• **RECORDS PROVIDED**:
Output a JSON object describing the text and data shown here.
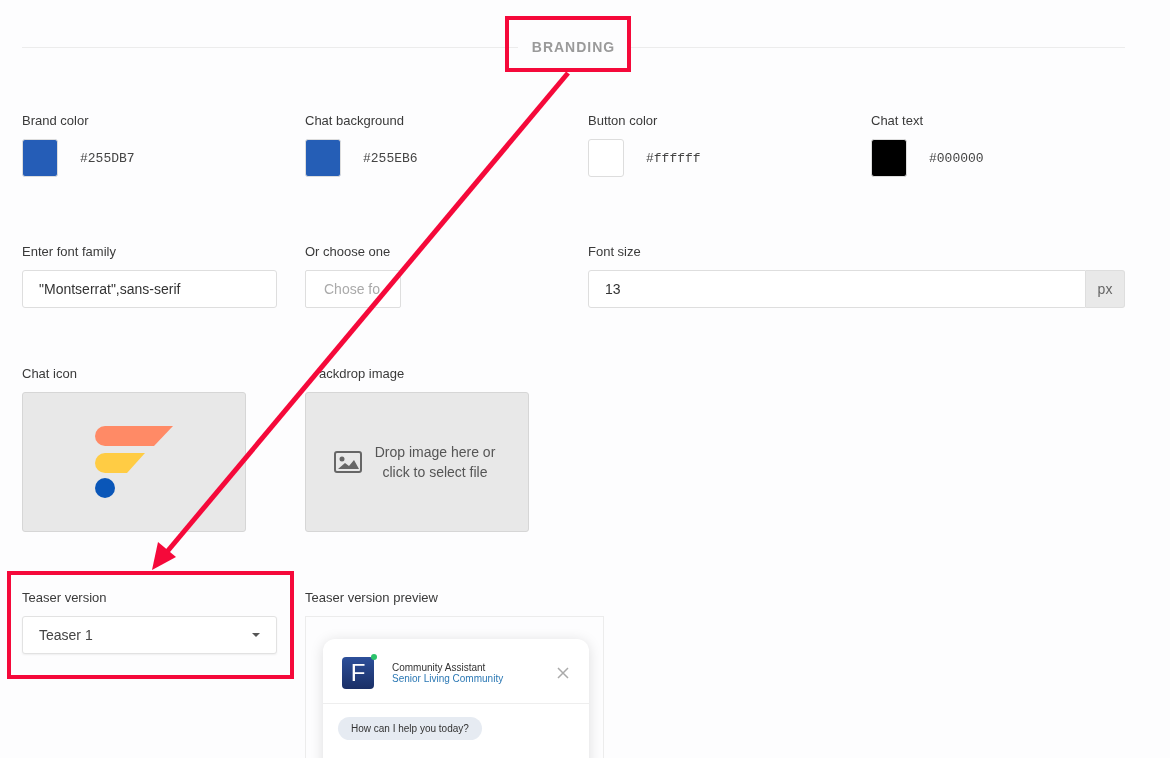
{
  "section_title": "BRANDING",
  "colors": [
    {
      "label": "Brand color",
      "value": "#255DB7",
      "color": "#255db7"
    },
    {
      "label": "Chat background",
      "value": "#255EB6",
      "color": "#255eb6"
    },
    {
      "label": "Button color",
      "value": "#ffffff",
      "color": "#ffffff"
    },
    {
      "label": "Chat text",
      "value": "#000000",
      "color": "#000000"
    }
  ],
  "font_family": {
    "label": "Enter font family",
    "value": "\"Montserrat\",sans-serif"
  },
  "font_choice": {
    "label": "Or choose one",
    "placeholder": "Chose fo"
  },
  "font_size": {
    "label": "Font size",
    "value": "13",
    "unit": "px"
  },
  "chat_icon": {
    "label": "Chat icon"
  },
  "backdrop": {
    "label": "ackdrop image",
    "hint": "Drop image here or click to select file"
  },
  "teaser": {
    "label": "Teaser version",
    "value": "Teaser 1"
  },
  "preview": {
    "label": "Teaser version preview",
    "avatar_letter": "F",
    "bot_name": "Community Assistant",
    "community": "Senior Living Community",
    "message": "How can I help you today?"
  }
}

• **PROBLEM DESCRIPTION**:
Retype each record exactly as it stands, but do not include the pictures.

• **RESULT**:
Output a JSON object describing the text and data shown here.
{
  "section_title": "BRANDING",
  "colors": [
    {
      "label": "Brand color",
      "value": "#255DB7",
      "color": "#255db7"
    },
    {
      "label": "Chat background",
      "value": "#255EB6",
      "color": "#255eb6"
    },
    {
      "label": "Button color",
      "value": "#ffffff",
      "color": "#ffffff"
    },
    {
      "label": "Chat text",
      "value": "#000000",
      "color": "#000000"
    }
  ],
  "font_family": {
    "label": "Enter font family",
    "value": "\"Montserrat\",sans-serif"
  },
  "font_choice": {
    "label": "Or choose one",
    "placeholder": "Chose fo"
  },
  "font_size": {
    "label": "Font size",
    "value": "13",
    "unit": "px"
  },
  "chat_icon": {
    "label": "Chat icon"
  },
  "backdrop": {
    "label": "ackdrop image",
    "hint": "Drop image here or click to select file"
  },
  "teaser": {
    "label": "Teaser version",
    "value": "Teaser 1"
  },
  "preview": {
    "label": "Teaser version preview",
    "avatar_letter": "F",
    "bot_name": "Community Assistant",
    "community": "Senior Living Community",
    "message": "How can I help you today?"
  }
}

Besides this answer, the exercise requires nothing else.